## [Your objective]
Write only the number of lines holding the string "ylabel".

Records that describe figures:

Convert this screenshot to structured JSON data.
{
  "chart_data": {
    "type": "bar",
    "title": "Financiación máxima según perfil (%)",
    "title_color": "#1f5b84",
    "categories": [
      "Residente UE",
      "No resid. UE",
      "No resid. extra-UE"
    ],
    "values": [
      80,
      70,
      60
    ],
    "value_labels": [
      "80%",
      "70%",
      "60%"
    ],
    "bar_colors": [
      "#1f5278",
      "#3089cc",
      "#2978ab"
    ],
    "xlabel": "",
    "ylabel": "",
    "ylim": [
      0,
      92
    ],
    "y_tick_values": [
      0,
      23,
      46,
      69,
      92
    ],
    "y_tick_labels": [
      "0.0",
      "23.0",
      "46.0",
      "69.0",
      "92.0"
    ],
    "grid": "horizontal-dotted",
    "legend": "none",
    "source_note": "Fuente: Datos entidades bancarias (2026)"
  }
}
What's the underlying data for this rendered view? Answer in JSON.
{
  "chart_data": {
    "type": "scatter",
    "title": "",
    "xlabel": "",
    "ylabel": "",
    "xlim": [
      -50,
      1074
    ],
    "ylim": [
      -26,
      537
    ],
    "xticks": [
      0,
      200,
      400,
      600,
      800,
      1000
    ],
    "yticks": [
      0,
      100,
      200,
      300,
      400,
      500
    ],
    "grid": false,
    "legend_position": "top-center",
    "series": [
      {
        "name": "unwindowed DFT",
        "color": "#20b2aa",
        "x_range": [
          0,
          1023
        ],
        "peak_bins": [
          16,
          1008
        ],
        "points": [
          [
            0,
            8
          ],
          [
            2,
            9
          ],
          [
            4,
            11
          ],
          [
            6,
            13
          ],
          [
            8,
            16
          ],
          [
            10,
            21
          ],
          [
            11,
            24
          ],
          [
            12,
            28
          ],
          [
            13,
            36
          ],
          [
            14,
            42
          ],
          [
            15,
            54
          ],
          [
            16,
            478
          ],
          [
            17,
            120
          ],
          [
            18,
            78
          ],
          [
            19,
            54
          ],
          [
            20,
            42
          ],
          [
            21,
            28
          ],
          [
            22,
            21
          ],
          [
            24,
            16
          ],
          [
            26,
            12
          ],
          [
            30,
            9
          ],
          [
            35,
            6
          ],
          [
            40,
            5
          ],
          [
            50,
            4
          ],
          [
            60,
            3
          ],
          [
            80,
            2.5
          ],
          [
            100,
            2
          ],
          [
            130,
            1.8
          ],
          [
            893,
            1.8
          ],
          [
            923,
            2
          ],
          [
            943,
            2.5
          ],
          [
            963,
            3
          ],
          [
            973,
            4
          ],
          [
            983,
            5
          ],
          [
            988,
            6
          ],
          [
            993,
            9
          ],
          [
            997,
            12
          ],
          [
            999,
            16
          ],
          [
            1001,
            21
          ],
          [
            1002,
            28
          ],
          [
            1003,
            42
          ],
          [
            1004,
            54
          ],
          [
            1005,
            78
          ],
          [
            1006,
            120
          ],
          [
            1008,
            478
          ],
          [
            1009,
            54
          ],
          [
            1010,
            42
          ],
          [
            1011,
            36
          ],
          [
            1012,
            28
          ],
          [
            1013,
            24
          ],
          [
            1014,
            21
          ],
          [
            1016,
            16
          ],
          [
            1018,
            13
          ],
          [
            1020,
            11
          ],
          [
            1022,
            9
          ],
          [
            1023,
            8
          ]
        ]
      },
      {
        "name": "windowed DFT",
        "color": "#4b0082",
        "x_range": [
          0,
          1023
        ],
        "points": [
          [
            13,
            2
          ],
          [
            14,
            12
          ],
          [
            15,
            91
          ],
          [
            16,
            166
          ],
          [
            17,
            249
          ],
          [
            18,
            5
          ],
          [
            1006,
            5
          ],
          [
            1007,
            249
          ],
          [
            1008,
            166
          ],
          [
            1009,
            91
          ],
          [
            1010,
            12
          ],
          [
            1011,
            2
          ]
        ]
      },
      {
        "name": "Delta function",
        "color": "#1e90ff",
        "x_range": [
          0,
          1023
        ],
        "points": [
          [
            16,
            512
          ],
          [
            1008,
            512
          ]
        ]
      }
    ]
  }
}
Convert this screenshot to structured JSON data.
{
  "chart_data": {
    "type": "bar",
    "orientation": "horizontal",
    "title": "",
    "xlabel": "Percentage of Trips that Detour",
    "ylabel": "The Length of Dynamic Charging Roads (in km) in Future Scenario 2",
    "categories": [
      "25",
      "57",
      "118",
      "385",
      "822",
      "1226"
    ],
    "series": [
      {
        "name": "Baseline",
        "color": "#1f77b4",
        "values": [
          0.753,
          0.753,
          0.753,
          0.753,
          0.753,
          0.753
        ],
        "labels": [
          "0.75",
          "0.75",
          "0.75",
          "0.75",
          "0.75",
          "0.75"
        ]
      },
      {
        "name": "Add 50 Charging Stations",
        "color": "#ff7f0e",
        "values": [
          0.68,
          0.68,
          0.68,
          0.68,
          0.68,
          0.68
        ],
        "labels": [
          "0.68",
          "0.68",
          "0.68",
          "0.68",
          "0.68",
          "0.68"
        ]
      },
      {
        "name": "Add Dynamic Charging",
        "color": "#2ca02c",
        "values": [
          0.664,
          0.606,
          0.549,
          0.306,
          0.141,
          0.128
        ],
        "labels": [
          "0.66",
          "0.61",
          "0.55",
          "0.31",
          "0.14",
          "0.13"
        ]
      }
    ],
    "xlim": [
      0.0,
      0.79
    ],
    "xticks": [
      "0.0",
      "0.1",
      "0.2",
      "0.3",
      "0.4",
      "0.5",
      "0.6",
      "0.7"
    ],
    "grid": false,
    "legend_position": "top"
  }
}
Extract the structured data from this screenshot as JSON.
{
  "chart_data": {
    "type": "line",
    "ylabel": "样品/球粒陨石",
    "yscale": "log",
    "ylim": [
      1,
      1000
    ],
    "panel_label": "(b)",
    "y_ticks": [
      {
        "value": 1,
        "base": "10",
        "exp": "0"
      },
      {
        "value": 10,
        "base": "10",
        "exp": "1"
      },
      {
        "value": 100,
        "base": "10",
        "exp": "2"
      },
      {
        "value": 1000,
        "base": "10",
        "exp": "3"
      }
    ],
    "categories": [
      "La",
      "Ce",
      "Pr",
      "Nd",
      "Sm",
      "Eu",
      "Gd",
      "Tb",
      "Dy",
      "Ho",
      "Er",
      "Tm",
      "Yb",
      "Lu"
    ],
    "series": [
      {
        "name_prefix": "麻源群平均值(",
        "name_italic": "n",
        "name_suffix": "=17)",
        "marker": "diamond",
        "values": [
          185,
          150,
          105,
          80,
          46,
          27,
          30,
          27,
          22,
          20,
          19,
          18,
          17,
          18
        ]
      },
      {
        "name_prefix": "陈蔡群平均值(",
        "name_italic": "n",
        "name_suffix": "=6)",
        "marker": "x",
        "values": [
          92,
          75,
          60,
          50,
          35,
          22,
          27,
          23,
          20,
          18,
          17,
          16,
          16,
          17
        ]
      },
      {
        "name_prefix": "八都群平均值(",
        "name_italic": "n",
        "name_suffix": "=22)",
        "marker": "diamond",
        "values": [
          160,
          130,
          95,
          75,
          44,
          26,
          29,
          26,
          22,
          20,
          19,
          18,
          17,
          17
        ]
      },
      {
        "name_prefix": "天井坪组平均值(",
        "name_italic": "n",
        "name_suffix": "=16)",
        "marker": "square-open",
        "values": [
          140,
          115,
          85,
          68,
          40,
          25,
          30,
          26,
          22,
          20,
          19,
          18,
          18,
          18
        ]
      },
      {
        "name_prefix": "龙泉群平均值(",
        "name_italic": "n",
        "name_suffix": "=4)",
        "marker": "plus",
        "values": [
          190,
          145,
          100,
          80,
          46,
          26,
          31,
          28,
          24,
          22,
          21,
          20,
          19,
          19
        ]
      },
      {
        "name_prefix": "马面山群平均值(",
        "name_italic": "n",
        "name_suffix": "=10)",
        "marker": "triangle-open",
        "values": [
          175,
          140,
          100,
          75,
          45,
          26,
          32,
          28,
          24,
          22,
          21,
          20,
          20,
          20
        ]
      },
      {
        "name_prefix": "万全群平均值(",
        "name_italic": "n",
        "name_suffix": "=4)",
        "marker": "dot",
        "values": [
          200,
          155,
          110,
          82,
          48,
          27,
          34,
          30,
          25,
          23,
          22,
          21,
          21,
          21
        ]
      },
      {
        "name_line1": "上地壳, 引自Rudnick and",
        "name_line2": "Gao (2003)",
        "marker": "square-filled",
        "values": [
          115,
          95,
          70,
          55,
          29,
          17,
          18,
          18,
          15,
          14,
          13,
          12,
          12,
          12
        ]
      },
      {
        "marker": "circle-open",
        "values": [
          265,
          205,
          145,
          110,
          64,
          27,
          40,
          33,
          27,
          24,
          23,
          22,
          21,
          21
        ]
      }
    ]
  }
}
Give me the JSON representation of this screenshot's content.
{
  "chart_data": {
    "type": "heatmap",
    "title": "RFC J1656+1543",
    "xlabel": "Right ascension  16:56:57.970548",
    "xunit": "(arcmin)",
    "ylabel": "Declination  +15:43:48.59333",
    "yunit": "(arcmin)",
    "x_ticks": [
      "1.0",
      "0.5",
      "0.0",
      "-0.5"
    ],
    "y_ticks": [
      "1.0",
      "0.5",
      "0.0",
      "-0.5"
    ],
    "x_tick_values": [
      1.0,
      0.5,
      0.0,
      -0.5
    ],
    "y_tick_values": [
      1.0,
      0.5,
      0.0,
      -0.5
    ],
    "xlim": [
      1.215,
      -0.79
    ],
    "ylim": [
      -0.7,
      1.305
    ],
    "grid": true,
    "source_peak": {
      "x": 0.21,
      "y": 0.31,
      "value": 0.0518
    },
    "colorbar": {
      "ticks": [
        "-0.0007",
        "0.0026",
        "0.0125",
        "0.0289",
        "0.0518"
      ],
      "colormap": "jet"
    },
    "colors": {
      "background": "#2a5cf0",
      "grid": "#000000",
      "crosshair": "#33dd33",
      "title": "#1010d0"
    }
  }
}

## [Solution]
5